# RECORD EXCERPTS:

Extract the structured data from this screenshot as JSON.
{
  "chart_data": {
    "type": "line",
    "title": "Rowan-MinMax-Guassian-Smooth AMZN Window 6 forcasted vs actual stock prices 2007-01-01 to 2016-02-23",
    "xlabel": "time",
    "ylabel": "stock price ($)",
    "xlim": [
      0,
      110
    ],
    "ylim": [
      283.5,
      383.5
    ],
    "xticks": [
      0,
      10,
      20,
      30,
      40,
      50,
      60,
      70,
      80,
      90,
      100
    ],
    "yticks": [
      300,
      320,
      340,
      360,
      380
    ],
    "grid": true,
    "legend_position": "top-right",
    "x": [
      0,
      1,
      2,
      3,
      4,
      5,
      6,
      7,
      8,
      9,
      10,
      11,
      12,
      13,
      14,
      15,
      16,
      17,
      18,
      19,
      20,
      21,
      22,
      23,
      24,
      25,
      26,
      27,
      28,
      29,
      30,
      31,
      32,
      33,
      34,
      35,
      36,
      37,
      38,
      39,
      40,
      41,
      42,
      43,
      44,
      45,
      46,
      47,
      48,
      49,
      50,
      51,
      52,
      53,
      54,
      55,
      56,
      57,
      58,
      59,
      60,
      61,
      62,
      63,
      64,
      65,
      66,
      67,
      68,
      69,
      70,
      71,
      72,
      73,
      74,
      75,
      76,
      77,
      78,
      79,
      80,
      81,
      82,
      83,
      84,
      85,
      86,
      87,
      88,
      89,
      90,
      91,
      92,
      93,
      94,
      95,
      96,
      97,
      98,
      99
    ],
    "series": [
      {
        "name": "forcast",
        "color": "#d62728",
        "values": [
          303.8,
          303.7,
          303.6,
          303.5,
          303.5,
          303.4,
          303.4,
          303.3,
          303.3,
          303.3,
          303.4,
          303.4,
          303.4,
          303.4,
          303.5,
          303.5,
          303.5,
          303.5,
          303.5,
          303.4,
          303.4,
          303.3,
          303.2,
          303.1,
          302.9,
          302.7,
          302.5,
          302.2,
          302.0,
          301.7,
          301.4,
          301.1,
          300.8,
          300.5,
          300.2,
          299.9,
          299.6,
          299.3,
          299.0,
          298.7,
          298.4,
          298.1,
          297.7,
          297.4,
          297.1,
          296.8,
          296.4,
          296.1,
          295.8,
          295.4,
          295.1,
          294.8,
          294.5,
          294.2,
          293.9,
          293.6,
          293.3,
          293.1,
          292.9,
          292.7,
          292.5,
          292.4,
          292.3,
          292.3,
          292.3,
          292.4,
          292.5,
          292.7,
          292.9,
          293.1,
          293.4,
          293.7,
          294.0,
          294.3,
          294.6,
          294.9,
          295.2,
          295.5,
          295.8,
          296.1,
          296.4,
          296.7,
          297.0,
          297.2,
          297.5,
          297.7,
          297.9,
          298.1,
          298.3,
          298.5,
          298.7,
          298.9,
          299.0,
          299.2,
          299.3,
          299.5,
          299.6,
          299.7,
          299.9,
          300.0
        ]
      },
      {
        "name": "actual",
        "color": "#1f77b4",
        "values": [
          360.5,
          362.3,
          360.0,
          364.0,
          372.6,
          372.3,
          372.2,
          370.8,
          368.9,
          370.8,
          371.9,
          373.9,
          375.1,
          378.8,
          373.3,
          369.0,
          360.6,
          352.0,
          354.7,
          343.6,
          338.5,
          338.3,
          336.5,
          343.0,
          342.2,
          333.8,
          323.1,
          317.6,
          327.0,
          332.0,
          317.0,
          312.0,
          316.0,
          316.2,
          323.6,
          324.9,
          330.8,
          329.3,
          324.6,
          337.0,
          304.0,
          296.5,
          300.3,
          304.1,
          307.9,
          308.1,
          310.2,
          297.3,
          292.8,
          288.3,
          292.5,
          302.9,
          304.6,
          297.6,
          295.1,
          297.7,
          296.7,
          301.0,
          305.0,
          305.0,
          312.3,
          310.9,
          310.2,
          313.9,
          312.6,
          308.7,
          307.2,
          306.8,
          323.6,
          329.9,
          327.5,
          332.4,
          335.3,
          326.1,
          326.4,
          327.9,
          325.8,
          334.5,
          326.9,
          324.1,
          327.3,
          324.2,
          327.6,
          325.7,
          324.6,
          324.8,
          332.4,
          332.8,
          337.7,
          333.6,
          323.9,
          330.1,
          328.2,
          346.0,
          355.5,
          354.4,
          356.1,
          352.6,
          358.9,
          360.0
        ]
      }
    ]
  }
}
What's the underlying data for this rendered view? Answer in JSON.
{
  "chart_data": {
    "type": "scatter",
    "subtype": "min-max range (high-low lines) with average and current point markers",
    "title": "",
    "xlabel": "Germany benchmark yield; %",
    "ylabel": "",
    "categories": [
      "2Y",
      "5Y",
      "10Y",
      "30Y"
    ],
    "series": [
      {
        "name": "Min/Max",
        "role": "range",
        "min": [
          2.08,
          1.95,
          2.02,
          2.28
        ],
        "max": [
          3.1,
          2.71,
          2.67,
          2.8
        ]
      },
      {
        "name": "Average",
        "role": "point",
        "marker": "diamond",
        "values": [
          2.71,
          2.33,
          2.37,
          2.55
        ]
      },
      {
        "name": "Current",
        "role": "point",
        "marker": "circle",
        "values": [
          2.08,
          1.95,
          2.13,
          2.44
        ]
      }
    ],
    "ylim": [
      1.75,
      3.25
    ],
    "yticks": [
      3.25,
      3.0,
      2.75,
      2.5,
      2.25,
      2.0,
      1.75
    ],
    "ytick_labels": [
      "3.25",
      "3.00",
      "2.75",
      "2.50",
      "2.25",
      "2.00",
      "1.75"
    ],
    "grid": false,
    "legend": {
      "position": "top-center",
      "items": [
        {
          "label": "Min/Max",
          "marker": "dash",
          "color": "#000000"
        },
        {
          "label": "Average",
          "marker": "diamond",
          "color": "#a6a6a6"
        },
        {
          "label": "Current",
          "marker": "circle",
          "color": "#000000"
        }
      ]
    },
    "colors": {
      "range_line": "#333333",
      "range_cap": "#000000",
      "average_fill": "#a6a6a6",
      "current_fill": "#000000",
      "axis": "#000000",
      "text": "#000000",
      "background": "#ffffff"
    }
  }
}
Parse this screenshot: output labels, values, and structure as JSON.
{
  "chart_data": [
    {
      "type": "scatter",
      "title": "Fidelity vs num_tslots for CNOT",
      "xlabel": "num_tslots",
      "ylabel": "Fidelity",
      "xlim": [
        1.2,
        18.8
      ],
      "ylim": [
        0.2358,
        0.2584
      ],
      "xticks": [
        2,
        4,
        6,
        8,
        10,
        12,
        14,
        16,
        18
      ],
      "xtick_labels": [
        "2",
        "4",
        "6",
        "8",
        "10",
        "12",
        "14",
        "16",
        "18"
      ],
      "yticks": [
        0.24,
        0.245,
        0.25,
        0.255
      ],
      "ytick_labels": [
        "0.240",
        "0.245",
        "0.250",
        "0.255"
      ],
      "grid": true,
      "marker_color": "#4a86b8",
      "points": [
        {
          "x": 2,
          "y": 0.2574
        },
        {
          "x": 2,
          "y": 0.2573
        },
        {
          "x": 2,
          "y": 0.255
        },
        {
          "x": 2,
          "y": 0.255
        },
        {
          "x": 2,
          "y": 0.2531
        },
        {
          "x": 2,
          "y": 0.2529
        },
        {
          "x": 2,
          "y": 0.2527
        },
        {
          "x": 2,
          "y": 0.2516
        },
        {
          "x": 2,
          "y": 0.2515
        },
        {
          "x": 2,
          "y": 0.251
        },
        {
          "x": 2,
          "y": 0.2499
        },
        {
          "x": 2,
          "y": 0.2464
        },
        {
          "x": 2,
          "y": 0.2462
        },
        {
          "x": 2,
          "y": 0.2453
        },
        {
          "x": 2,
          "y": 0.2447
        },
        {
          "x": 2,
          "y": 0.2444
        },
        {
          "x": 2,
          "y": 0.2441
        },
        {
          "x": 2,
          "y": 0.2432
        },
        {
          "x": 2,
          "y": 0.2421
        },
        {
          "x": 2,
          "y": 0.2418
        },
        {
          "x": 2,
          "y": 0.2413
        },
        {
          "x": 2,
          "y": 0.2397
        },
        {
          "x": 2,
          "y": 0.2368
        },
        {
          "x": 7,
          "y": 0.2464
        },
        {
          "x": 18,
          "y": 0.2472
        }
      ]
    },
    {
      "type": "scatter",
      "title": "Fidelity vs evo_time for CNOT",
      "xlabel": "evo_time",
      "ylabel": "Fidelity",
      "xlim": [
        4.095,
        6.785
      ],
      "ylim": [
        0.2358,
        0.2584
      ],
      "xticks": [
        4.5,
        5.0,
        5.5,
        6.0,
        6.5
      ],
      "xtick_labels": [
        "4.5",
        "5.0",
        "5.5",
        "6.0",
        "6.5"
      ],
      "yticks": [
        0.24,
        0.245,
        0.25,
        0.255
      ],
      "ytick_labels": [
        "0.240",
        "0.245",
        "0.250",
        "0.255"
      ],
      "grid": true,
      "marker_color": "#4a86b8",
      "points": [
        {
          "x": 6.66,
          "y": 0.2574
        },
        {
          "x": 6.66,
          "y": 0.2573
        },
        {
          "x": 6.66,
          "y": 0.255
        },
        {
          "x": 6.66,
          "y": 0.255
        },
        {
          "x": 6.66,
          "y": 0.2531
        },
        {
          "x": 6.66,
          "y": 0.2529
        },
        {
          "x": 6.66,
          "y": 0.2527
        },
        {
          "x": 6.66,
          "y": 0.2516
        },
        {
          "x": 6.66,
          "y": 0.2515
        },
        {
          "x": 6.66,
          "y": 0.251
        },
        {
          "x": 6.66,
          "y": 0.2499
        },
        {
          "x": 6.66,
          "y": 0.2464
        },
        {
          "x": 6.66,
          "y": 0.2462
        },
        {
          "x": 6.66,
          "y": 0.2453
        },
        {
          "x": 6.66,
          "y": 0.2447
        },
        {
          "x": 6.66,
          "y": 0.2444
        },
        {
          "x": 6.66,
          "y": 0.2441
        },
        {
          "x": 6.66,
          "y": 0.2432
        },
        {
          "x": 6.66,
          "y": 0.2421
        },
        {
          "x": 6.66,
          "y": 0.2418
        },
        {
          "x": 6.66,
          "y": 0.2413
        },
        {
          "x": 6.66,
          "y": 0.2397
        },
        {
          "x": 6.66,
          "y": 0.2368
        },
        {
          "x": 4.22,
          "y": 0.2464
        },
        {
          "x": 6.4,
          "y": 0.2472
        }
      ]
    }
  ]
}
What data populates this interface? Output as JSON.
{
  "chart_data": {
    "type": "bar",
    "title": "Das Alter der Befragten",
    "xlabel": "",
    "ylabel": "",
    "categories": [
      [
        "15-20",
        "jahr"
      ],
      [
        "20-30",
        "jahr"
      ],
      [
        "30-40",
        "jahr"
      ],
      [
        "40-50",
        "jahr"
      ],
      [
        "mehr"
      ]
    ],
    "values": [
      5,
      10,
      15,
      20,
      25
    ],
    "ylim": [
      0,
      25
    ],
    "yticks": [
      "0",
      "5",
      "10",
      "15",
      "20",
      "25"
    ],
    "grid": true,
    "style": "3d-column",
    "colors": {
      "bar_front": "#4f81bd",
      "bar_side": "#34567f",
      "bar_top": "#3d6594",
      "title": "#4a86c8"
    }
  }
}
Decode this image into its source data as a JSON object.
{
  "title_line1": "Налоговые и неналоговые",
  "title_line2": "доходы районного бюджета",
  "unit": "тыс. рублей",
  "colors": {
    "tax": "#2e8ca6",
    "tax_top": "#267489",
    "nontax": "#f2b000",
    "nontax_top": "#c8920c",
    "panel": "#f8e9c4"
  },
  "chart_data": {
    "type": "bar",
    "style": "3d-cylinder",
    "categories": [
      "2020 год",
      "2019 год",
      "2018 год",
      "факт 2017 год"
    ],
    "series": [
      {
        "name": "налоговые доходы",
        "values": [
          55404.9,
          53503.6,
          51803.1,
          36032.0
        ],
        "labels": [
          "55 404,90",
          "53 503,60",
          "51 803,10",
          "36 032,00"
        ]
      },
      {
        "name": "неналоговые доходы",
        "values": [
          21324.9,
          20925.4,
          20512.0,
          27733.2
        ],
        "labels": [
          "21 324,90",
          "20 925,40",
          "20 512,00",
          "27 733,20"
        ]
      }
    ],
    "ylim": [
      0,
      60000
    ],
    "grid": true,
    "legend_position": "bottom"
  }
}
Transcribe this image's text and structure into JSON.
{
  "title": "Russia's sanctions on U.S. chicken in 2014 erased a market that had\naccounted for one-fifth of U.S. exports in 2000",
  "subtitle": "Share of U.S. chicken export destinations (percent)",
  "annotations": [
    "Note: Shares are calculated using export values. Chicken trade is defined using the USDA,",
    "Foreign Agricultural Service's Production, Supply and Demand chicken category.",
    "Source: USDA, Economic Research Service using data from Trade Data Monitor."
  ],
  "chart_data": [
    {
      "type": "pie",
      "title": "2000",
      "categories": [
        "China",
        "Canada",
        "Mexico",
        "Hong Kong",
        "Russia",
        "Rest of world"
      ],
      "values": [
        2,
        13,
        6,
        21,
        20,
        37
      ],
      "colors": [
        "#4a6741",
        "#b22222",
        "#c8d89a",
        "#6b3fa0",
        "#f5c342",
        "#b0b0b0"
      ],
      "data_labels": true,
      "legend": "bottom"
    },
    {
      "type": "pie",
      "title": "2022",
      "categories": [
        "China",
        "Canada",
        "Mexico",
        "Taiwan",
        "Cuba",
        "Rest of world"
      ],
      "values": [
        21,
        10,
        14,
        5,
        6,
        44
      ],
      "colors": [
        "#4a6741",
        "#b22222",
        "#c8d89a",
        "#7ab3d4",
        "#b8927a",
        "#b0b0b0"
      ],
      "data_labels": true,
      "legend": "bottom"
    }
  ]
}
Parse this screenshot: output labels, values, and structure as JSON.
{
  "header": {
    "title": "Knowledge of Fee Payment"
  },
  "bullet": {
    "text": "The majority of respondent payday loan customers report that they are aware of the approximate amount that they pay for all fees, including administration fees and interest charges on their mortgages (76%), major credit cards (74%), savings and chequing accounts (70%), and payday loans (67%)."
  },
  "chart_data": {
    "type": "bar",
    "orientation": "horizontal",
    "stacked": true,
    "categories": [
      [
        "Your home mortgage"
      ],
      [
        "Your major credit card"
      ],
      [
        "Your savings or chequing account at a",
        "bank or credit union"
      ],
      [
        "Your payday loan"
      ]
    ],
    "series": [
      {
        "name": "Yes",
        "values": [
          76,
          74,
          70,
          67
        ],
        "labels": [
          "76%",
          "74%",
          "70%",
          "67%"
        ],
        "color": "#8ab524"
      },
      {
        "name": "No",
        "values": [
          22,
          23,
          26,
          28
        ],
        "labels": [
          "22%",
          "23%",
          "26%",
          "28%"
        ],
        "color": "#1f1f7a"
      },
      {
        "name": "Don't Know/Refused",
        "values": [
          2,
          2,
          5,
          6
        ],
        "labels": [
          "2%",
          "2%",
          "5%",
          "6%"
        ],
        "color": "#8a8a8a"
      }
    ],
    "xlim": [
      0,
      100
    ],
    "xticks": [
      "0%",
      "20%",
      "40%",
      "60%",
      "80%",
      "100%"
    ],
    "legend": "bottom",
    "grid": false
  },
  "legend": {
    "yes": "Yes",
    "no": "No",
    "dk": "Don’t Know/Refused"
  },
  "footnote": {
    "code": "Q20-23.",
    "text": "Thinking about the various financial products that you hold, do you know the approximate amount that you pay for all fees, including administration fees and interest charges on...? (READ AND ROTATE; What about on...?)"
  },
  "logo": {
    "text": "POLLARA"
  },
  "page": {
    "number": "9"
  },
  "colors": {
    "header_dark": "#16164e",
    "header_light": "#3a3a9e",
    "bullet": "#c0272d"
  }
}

# THE PROBLEM:
Look over the records above and copy each line that includes the string "into".

# WORKED ANSWER:
Decode this image into its source data as a JSON object.
Transcribe this image's text and structure into JSON.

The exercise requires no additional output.